*Requirement*
Find the string "document" in the records. Copy every line it appears in.

━━ Items ━━

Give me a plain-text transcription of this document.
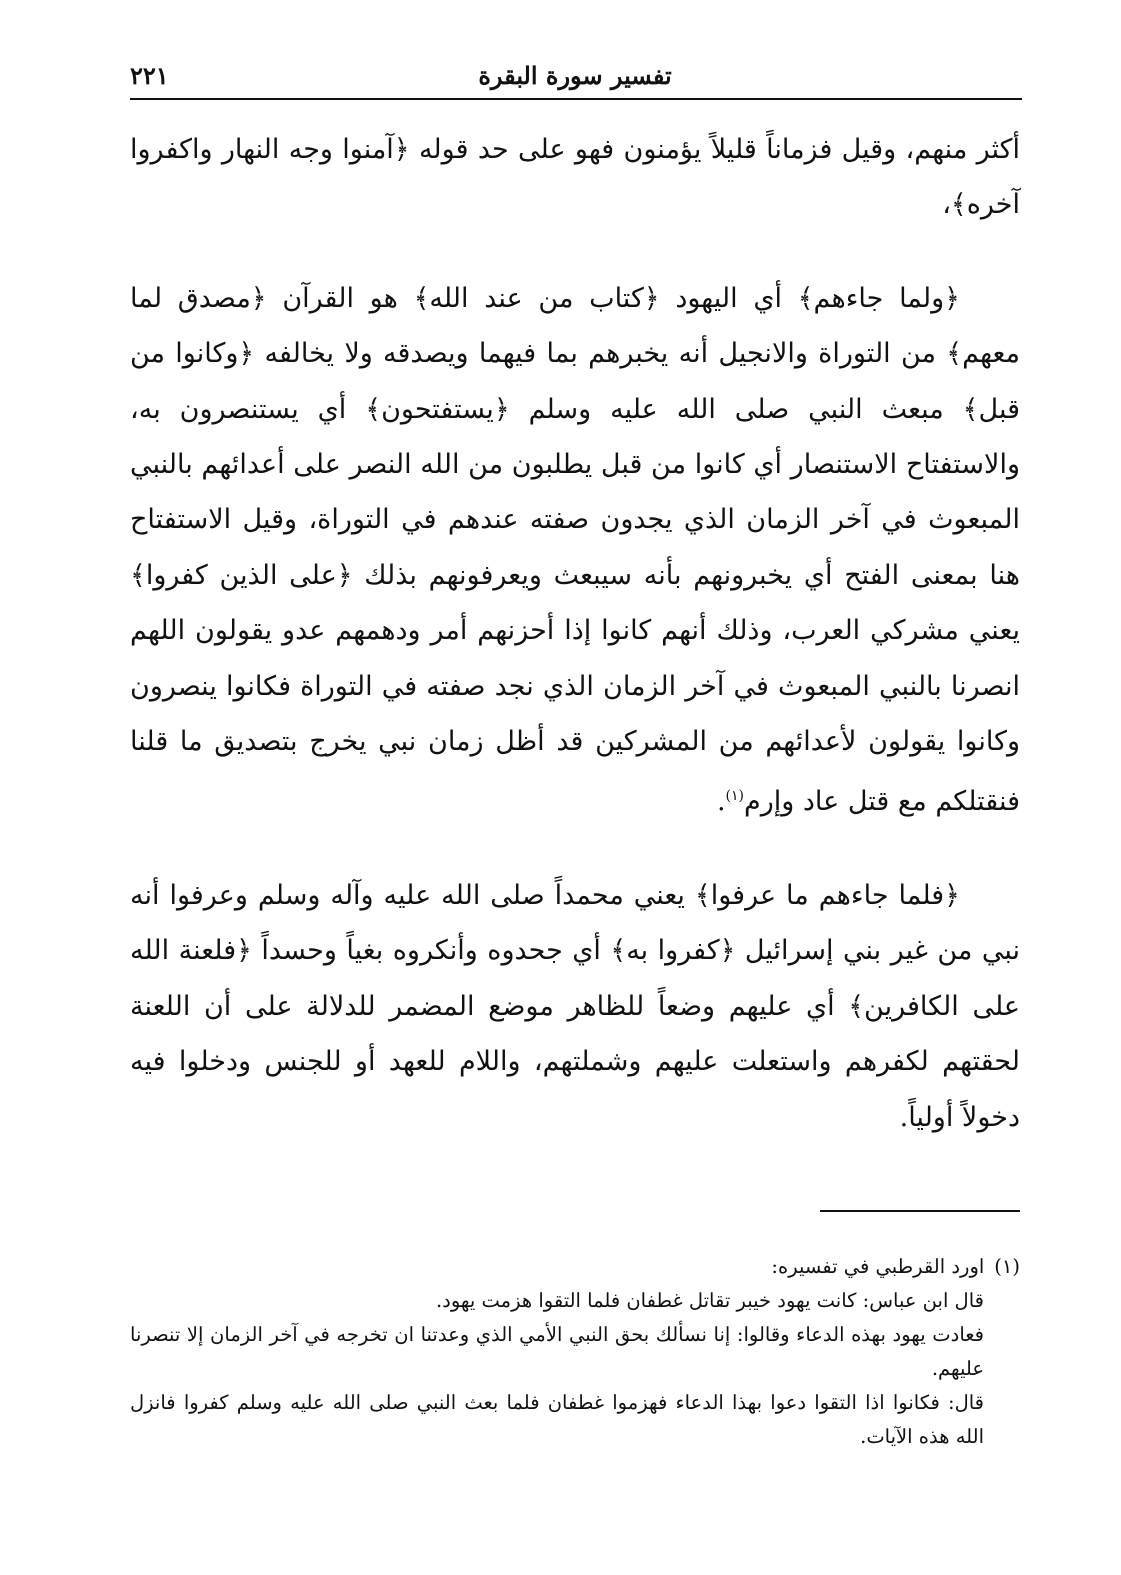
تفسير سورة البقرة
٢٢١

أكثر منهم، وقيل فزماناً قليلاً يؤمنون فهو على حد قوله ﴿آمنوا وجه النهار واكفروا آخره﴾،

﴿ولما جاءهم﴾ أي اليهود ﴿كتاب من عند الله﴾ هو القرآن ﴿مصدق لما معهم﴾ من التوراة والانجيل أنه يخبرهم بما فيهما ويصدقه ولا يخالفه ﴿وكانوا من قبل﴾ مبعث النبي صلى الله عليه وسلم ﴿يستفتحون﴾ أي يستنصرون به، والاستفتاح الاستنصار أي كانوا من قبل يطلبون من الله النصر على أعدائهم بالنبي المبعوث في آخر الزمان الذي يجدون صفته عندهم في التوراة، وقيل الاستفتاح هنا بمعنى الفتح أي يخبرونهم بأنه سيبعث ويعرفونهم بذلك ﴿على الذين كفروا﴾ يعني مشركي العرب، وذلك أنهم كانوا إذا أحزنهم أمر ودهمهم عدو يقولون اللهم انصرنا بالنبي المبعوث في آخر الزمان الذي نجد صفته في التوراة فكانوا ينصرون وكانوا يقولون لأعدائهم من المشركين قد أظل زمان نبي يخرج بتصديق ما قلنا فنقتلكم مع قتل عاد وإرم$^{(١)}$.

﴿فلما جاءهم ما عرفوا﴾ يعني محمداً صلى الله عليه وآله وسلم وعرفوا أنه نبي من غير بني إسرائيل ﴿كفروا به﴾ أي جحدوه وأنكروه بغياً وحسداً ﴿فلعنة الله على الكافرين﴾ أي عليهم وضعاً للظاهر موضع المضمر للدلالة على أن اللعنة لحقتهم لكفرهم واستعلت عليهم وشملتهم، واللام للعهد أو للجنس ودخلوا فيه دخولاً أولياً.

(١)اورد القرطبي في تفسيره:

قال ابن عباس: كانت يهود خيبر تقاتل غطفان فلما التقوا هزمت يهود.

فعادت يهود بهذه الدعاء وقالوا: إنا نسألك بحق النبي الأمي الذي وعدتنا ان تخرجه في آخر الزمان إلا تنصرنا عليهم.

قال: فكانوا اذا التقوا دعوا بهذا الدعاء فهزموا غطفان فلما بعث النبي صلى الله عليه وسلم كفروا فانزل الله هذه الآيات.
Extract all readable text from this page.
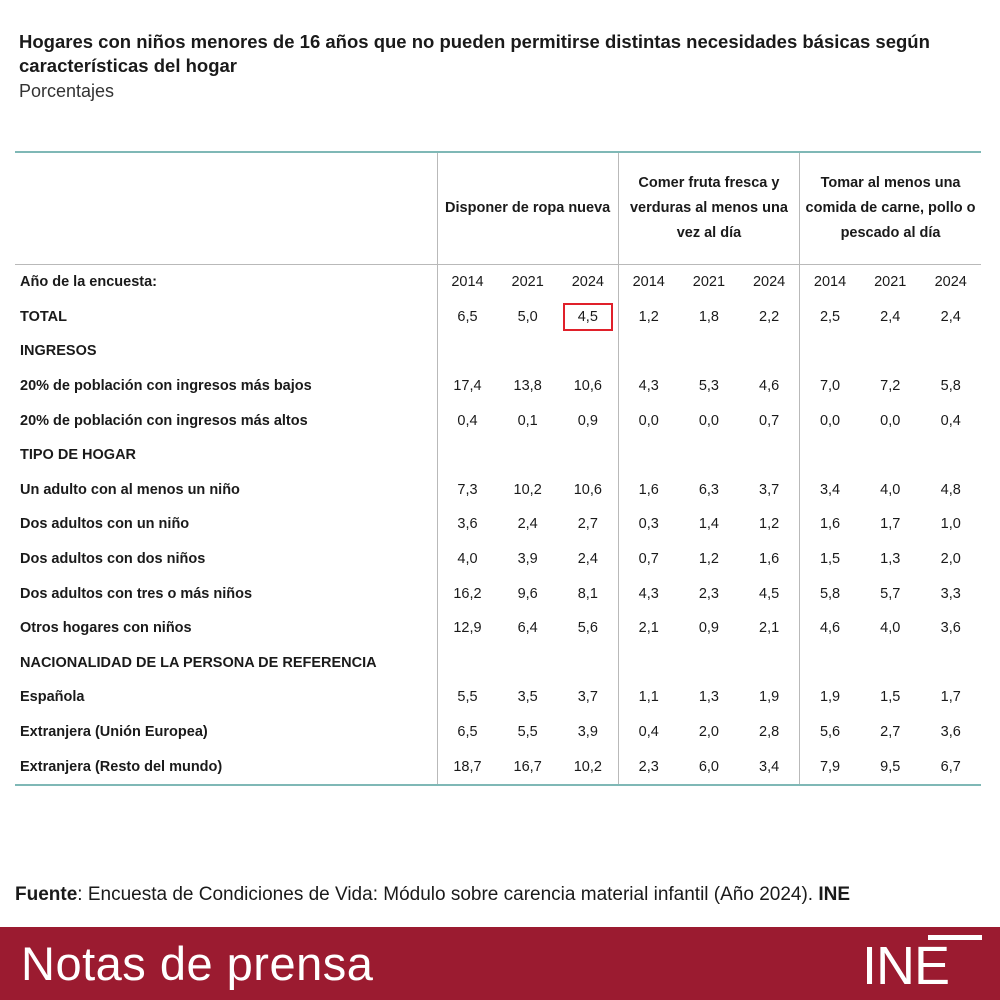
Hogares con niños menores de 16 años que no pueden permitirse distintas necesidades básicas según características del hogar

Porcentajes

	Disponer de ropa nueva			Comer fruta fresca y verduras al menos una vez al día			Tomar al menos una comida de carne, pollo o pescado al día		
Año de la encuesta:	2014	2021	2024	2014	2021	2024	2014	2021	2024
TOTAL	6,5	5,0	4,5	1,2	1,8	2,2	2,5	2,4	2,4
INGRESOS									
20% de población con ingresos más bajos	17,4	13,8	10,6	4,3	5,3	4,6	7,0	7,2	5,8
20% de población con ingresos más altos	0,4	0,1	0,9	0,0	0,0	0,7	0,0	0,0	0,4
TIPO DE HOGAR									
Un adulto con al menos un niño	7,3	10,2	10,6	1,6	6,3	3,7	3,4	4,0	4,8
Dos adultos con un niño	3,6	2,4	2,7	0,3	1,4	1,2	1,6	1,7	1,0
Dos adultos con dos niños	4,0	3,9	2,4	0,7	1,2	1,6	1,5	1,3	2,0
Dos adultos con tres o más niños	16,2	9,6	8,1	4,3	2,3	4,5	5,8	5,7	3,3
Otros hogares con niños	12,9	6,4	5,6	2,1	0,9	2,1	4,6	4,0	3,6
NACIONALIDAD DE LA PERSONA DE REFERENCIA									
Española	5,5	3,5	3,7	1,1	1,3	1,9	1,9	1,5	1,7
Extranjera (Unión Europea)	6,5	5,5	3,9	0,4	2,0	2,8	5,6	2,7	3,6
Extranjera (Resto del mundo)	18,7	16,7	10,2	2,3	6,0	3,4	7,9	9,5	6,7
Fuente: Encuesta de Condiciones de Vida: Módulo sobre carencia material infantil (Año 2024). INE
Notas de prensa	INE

━━━
━━ Items ━━

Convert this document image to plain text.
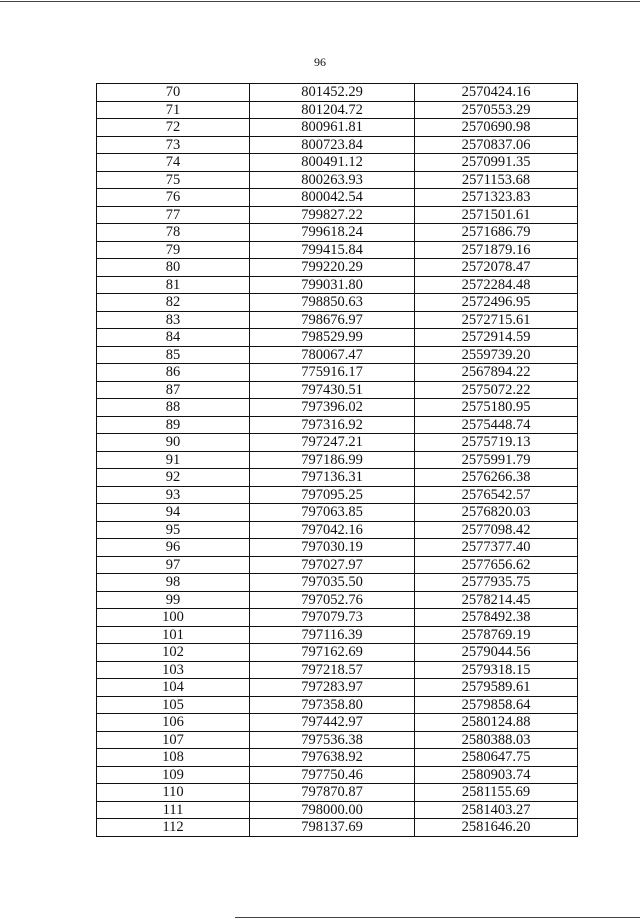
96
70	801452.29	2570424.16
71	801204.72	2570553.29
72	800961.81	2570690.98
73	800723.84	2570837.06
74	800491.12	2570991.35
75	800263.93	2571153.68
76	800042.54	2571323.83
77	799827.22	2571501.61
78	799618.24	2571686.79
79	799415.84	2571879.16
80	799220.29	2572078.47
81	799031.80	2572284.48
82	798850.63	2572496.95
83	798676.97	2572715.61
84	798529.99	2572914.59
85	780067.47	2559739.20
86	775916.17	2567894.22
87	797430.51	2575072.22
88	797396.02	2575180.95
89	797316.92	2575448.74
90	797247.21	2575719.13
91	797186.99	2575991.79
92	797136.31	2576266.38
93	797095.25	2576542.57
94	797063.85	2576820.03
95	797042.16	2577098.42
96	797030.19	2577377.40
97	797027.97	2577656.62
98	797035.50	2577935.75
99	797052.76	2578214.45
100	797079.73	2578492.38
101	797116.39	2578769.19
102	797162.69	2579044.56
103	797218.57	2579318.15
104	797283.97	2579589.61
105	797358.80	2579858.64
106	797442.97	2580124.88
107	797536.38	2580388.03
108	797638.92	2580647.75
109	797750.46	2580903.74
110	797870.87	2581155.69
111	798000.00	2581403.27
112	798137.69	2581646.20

━━━

*Result below*
Give me a plain-text transcription of this document.
Convert this document image to plain text.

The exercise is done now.